TASK REQUIREMENTS: Every line with the string "from" should be gathered.

Figure collection entries
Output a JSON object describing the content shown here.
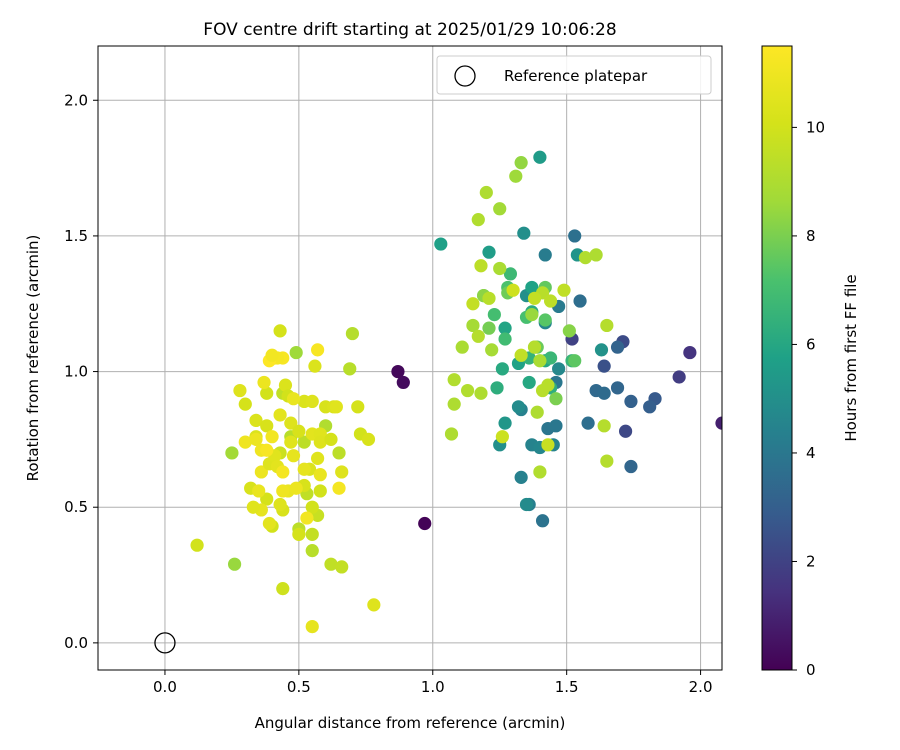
{
  "chart_data": {
    "type": "scatter",
    "title": "FOV centre drift starting at 2025/01/29 10:06:28",
    "xlabel": "Angular distance from reference (arcmin)",
    "ylabel": "Rotation from reference (arcmin)",
    "xlim": [
      -0.25,
      2.08
    ],
    "ylim": [
      -0.1,
      2.2
    ],
    "xticks": [
      0.0,
      0.5,
      1.0,
      1.5,
      2.0
    ],
    "xtick_labels": [
      "0.0",
      "0.5",
      "1.0",
      "1.5",
      "2.0"
    ],
    "yticks": [
      0.0,
      0.5,
      1.0,
      1.5,
      2.0
    ],
    "ytick_labels": [
      "0.0",
      "0.5",
      "1.0",
      "1.5",
      "2.0"
    ],
    "grid": true,
    "colormap": "viridis",
    "colorbar": {
      "label": "Hours from first FF file",
      "range": [
        0,
        11.5
      ],
      "ticks": [
        0,
        2,
        4,
        6,
        8,
        10
      ],
      "tick_labels": [
        "0",
        "2",
        "4",
        "6",
        "8",
        "10"
      ]
    },
    "legend": {
      "position": "top-right",
      "entries": [
        "Reference platepar"
      ]
    },
    "reference_point": {
      "x": 0.0,
      "y": 0.0
    },
    "points": [
      [
        0.97,
        0.44,
        0.1
      ],
      [
        0.87,
        1.0,
        0.2
      ],
      [
        0.89,
        0.96,
        0.3
      ],
      [
        2.08,
        0.81,
        0.9
      ],
      [
        1.96,
        1.07,
        1.5
      ],
      [
        1.92,
        0.98,
        1.8
      ],
      [
        1.52,
        1.12,
        2.0
      ],
      [
        1.72,
        0.78,
        2.2
      ],
      [
        1.71,
        1.11,
        2.3
      ],
      [
        1.64,
        1.02,
        2.5
      ],
      [
        1.83,
        0.9,
        2.8
      ],
      [
        1.81,
        0.87,
        3.0
      ],
      [
        1.74,
        0.89,
        3.1
      ],
      [
        1.69,
        1.09,
        3.2
      ],
      [
        1.69,
        0.94,
        3.3
      ],
      [
        1.74,
        0.65,
        3.3
      ],
      [
        1.61,
        0.93,
        3.4
      ],
      [
        1.64,
        0.92,
        3.5
      ],
      [
        1.58,
        0.81,
        3.6
      ],
      [
        1.55,
        1.26,
        3.6
      ],
      [
        1.53,
        1.5,
        3.7
      ],
      [
        1.41,
        0.45,
        3.8
      ],
      [
        1.43,
        0.79,
        3.9
      ],
      [
        1.46,
        0.8,
        4.0
      ],
      [
        1.46,
        0.96,
        4.0
      ],
      [
        1.47,
        1.24,
        4.1
      ],
      [
        1.42,
        1.43,
        4.2
      ],
      [
        1.36,
        0.51,
        4.3
      ],
      [
        1.33,
        0.61,
        4.4
      ],
      [
        1.33,
        0.86,
        4.4
      ],
      [
        1.37,
        0.73,
        4.5
      ],
      [
        1.45,
        0.73,
        4.5
      ],
      [
        1.4,
        0.72,
        4.6
      ],
      [
        1.42,
        1.18,
        4.6
      ],
      [
        1.47,
        1.01,
        4.7
      ],
      [
        1.32,
        0.87,
        4.8
      ],
      [
        1.35,
        0.51,
        4.8
      ],
      [
        1.25,
        0.73,
        5.0
      ],
      [
        1.35,
        1.28,
        5.0
      ],
      [
        1.34,
        1.51,
        5.0
      ],
      [
        1.63,
        1.08,
        5.1
      ],
      [
        1.54,
        1.43,
        5.2
      ],
      [
        1.27,
        0.81,
        5.3
      ],
      [
        1.4,
        1.79,
        5.5
      ],
      [
        1.21,
        1.44,
        5.6
      ],
      [
        1.03,
        1.47,
        5.7
      ],
      [
        1.37,
        1.31,
        5.8
      ],
      [
        1.32,
        1.03,
        5.8
      ],
      [
        1.27,
        1.16,
        5.9
      ],
      [
        1.42,
        1.04,
        6.0
      ],
      [
        1.36,
        0.96,
        6.0
      ],
      [
        1.26,
        1.01,
        6.1
      ],
      [
        1.37,
        1.22,
        6.2
      ],
      [
        1.44,
        0.94,
        6.3
      ],
      [
        1.24,
        0.94,
        6.3
      ],
      [
        1.36,
        1.05,
        6.5
      ],
      [
        1.52,
        1.04,
        6.6
      ],
      [
        1.44,
        1.05,
        6.7
      ],
      [
        1.29,
        1.36,
        6.8
      ],
      [
        1.27,
        1.12,
        6.9
      ],
      [
        1.23,
        1.21,
        7.0
      ],
      [
        1.35,
        1.2,
        7.1
      ],
      [
        1.28,
        1.31,
        7.2
      ],
      [
        1.19,
        1.28,
        7.3
      ],
      [
        1.42,
        1.19,
        7.4
      ],
      [
        1.53,
        1.04,
        7.5
      ],
      [
        1.42,
        1.31,
        7.6
      ],
      [
        1.39,
        1.09,
        7.7
      ],
      [
        1.28,
        1.29,
        7.8
      ],
      [
        1.21,
        1.16,
        7.9
      ],
      [
        1.46,
        0.9,
        8.0
      ],
      [
        1.38,
        1.09,
        8.1
      ],
      [
        1.51,
        1.15,
        8.2
      ],
      [
        1.19,
        1.28,
        8.3
      ],
      [
        1.33,
        1.77,
        8.4
      ],
      [
        1.37,
        1.21,
        8.5
      ],
      [
        1.31,
        1.72,
        8.6
      ],
      [
        1.25,
        1.6,
        8.7
      ],
      [
        1.15,
        1.17,
        8.8
      ],
      [
        1.11,
        1.09,
        8.9
      ],
      [
        1.18,
        0.92,
        9.0
      ],
      [
        1.25,
        1.38,
        8.9
      ],
      [
        1.2,
        1.66,
        9.0
      ],
      [
        1.22,
        1.08,
        8.8
      ],
      [
        1.17,
        1.56,
        9.1
      ],
      [
        1.39,
        0.85,
        9.0
      ],
      [
        1.4,
        0.63,
        9.1
      ],
      [
        1.65,
        0.67,
        9.2
      ],
      [
        1.64,
        0.8,
        9.2
      ],
      [
        1.57,
        1.42,
        9.1
      ],
      [
        1.61,
        1.43,
        9.0
      ],
      [
        1.41,
        1.29,
        9.3
      ],
      [
        1.44,
        1.26,
        9.4
      ],
      [
        1.49,
        1.3,
        9.5
      ],
      [
        1.38,
        1.27,
        9.6
      ],
      [
        1.41,
        0.93,
        9.3
      ],
      [
        1.43,
        0.73,
        9.7
      ],
      [
        1.26,
        0.76,
        9.8
      ],
      [
        1.15,
        1.25,
        9.6
      ],
      [
        1.3,
        1.3,
        9.9
      ],
      [
        1.33,
        1.06,
        9.5
      ],
      [
        1.18,
        1.39,
        9.4
      ],
      [
        1.21,
        1.27,
        9.3
      ],
      [
        1.17,
        1.13,
        9.2
      ],
      [
        1.13,
        0.93,
        9.1
      ],
      [
        1.08,
        0.88,
        9.0
      ],
      [
        1.08,
        0.97,
        9.1
      ],
      [
        1.07,
        0.77,
        9.0
      ],
      [
        1.4,
        1.04,
        8.9
      ],
      [
        1.38,
        1.09,
        9.2
      ],
      [
        1.43,
        0.95,
        9.3
      ],
      [
        1.65,
        1.17,
        9.2
      ],
      [
        0.26,
        0.29,
        8.5
      ],
      [
        0.25,
        0.7,
        8.7
      ],
      [
        0.49,
        1.07,
        8.6
      ],
      [
        0.47,
        0.76,
        9.3
      ],
      [
        0.52,
        0.74,
        9.4
      ],
      [
        0.44,
        0.92,
        9.5
      ],
      [
        0.7,
        1.14,
        9.2
      ],
      [
        0.69,
        1.01,
        9.3
      ],
      [
        0.65,
        0.7,
        9.4
      ],
      [
        0.6,
        0.8,
        9.1
      ],
      [
        0.62,
        0.29,
        9.5
      ],
      [
        0.66,
        0.28,
        9.6
      ],
      [
        0.55,
        0.34,
        9.3
      ],
      [
        0.5,
        0.42,
        9.4
      ],
      [
        0.53,
        0.55,
        9.5
      ],
      [
        0.55,
        0.4,
        9.6
      ],
      [
        0.57,
        0.47,
        9.7
      ],
      [
        0.43,
        0.7,
        9.8
      ],
      [
        0.44,
        0.2,
        9.9
      ],
      [
        0.4,
        0.43,
        10.0
      ],
      [
        0.38,
        0.53,
        10.1
      ],
      [
        0.32,
        0.57,
        10.2
      ],
      [
        0.34,
        0.76,
        10.3
      ],
      [
        0.3,
        0.88,
        10.1
      ],
      [
        0.28,
        0.93,
        10.4
      ],
      [
        0.34,
        0.82,
        10.3
      ],
      [
        0.38,
        0.8,
        10.2
      ],
      [
        0.38,
        0.92,
        10.0
      ],
      [
        0.43,
        1.15,
        10.1
      ],
      [
        0.45,
        0.95,
        10.3
      ],
      [
        0.46,
        0.91,
        10.0
      ],
      [
        0.47,
        0.81,
        10.4
      ],
      [
        0.47,
        0.74,
        10.5
      ],
      [
        0.5,
        0.78,
        10.2
      ],
      [
        0.52,
        0.89,
        10.3
      ],
      [
        0.55,
        0.89,
        10.4
      ],
      [
        0.55,
        0.77,
        10.6
      ],
      [
        0.58,
        0.77,
        10.5
      ],
      [
        0.58,
        0.74,
        10.4
      ],
      [
        0.6,
        0.87,
        10.2
      ],
      [
        0.63,
        0.87,
        10.3
      ],
      [
        0.64,
        0.87,
        10.5
      ],
      [
        0.62,
        0.75,
        10.1
      ],
      [
        0.66,
        0.63,
        10.4
      ],
      [
        0.58,
        0.56,
        10.0
      ],
      [
        0.52,
        0.58,
        10.2
      ],
      [
        0.54,
        0.64,
        10.3
      ],
      [
        0.55,
        0.5,
        10.0
      ],
      [
        0.5,
        0.4,
        10.1
      ],
      [
        0.44,
        0.49,
        10.2
      ],
      [
        0.43,
        0.51,
        10.4
      ],
      [
        0.39,
        0.44,
        10.6
      ],
      [
        0.36,
        0.49,
        10.7
      ],
      [
        0.35,
        0.56,
        10.8
      ],
      [
        0.36,
        0.63,
        10.9
      ],
      [
        0.36,
        0.71,
        11.0
      ],
      [
        0.4,
        0.76,
        11.1
      ],
      [
        0.3,
        0.74,
        11.0
      ],
      [
        0.39,
        0.66,
        10.4
      ],
      [
        0.41,
        0.69,
        10.5
      ],
      [
        0.42,
        0.65,
        10.6
      ],
      [
        0.46,
        0.56,
        10.8
      ],
      [
        0.44,
        0.56,
        11.0
      ],
      [
        0.44,
        0.63,
        11.2
      ],
      [
        0.49,
        0.57,
        10.9
      ],
      [
        0.52,
        0.64,
        10.7
      ],
      [
        0.53,
        0.46,
        11.1
      ],
      [
        0.58,
        0.62,
        10.8
      ],
      [
        0.57,
        0.68,
        10.5
      ],
      [
        0.56,
        1.02,
        10.3
      ],
      [
        0.57,
        1.08,
        11.3
      ],
      [
        0.65,
        0.57,
        11.2
      ],
      [
        0.72,
        0.87,
        10.1
      ],
      [
        0.73,
        0.77,
        10.0
      ],
      [
        0.76,
        0.75,
        10.2
      ],
      [
        0.78,
        0.14,
        10.4
      ],
      [
        0.55,
        0.06,
        10.7
      ],
      [
        0.12,
        0.36,
        10.0
      ],
      [
        0.41,
        1.05,
        11.4
      ],
      [
        0.44,
        1.05,
        11.3
      ],
      [
        0.42,
        1.05,
        11.2
      ],
      [
        0.39,
        1.04,
        11.5
      ],
      [
        0.4,
        1.06,
        11.1
      ],
      [
        0.37,
        0.96,
        10.9
      ],
      [
        0.33,
        0.5,
        10.5
      ],
      [
        0.34,
        0.75,
        10.9
      ],
      [
        0.38,
        0.71,
        11.3
      ],
      [
        0.43,
        0.84,
        10.6
      ],
      [
        0.48,
        0.69,
        10.7
      ],
      [
        0.48,
        0.9,
        10.8
      ]
    ]
  }
}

SOLUTION:
    "xlabel": "Angular distance from reference (arcmin)",
    "ylabel": "Rotation from reference (arcmin)",
      "label": "Hours from first FF file",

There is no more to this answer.